* [What you have to do]: Retype the material below. Keep every word exactly as it is.

★ ★ ★ ★ ★

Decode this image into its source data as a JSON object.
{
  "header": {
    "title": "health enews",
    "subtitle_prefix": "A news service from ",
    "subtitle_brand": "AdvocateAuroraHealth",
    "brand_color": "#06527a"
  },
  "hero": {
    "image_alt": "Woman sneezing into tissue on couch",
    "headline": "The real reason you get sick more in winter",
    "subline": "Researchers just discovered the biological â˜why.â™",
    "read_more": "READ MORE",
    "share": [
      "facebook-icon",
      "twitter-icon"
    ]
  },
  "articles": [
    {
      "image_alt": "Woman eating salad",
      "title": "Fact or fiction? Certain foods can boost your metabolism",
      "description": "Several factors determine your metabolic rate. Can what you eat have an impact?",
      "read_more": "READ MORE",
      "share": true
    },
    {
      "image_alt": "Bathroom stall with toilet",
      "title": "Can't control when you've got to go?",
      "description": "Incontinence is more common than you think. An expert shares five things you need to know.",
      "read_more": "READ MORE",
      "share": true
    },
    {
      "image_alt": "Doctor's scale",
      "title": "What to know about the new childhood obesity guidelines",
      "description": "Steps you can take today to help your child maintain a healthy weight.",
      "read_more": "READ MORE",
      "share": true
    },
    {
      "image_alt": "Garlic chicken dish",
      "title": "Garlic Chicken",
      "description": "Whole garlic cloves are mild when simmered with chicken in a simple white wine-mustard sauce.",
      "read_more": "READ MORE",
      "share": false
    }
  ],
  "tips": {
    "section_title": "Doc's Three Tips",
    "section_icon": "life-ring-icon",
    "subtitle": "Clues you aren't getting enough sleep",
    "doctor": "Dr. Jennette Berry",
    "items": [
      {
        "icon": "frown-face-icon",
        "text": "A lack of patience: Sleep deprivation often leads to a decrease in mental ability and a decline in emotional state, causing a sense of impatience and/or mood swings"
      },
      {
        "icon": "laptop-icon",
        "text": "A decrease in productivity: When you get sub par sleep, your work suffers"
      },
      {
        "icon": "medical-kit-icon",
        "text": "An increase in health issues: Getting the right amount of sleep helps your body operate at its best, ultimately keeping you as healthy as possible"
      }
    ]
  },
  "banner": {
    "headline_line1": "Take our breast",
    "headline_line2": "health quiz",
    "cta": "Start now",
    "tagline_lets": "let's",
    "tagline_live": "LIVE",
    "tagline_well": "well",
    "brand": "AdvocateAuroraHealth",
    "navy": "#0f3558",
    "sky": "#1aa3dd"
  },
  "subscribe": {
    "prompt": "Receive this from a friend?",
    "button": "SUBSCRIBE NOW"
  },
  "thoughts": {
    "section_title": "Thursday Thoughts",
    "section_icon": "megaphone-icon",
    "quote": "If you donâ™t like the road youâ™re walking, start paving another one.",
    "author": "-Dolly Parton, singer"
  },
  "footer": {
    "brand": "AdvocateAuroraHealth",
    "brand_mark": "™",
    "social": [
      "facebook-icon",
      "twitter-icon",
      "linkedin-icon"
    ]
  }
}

★ ★ ★ ★ ★

* [Output for this task]:
Decode this image into its source data as a JSON object.
{
  "header": {
    "title": "health enews",
    "subtitle_prefix": "A news service from ",
    "subtitle_brand": "AdvocateAuroraHealth",
    "brand_color": "#06527a"
  },
  "hero": {
    "image_alt": "Woman sneezing into tissue on couch",
    "headline": "The real reason you get sick more in winter",
    "subline": "Researchers just discovered the biological â˜why.â™",
    "read_more": "READ MORE",
    "share": [
      "facebook-icon",
      "twitter-icon"
    ]
  },
  "articles": [
    {
      "image_alt": "Woman eating salad",
      "title": "Fact or fiction? Certain foods can boost your metabolism",
      "description": "Several factors determine your metabolic rate. Can what you eat have an impact?",
      "read_more": "READ MORE",
      "share": true
    },
    {
      "image_alt": "Bathroom stall with toilet",
      "title": "Can't control when you've got to go?",
      "description": "Incontinence is more common than you think. An expert shares five things you need to know.",
      "read_more": "READ MORE",
      "share": true
    },
    {
      "image_alt": "Doctor's scale",
      "title": "What to know about the new childhood obesity guidelines",
      "description": "Steps you can take today to help your child maintain a healthy weight.",
      "read_more": "READ MORE",
      "share": true
    },
    {
      "image_alt": "Garlic chicken dish",
      "title": "Garlic Chicken",
      "description": "Whole garlic cloves are mild when simmered with chicken in a simple white wine-mustard sauce.",
      "read_more": "READ MORE",
      "share": false
    }
  ],
  "tips": {
    "section_title": "Doc's Three Tips",
    "section_icon": "life-ring-icon",
    "subtitle": "Clues you aren't getting enough sleep",
    "doctor": "Dr. Jennette Berry",
    "items": [
      {
        "icon": "frown-face-icon",
        "text": "A lack of patience: Sleep deprivation often leads to a decrease in mental ability and a decline in emotional state, causing a sense of impatience and/or mood swings"
      },
      {
        "icon": "laptop-icon",
        "text": "A decrease in productivity: When you get sub par sleep, your work suffers"
      },
      {
        "icon": "medical-kit-icon",
        "text": "An increase in health issues: Getting the right amount of sleep helps your body operate at its best, ultimately keeping you as healthy as possible"
      }
    ]
  },
  "banner": {
    "headline_line1": "Take our breast",
    "headline_line2": "health quiz",
    "cta": "Start now",
    "tagline_lets": "let's",
    "tagline_live": "LIVE",
    "tagline_well": "well",
    "brand": "AdvocateAuroraHealth",
    "navy": "#0f3558",
    "sky": "#1aa3dd"
  },
  "subscribe": {
    "prompt": "Receive this from a friend?",
    "button": "SUBSCRIBE NOW"
  },
  "thoughts": {
    "section_title": "Thursday Thoughts",
    "section_icon": "megaphone-icon",
    "quote": "If you donâ™t like the road youâ™re walking, start paving another one.",
    "author": "-Dolly Parton, singer"
  },
  "footer": {
    "brand": "AdvocateAuroraHealth",
    "brand_mark": "™",
    "social": [
      "facebook-icon",
      "twitter-icon",
      "linkedin-icon"
    ]
  }
}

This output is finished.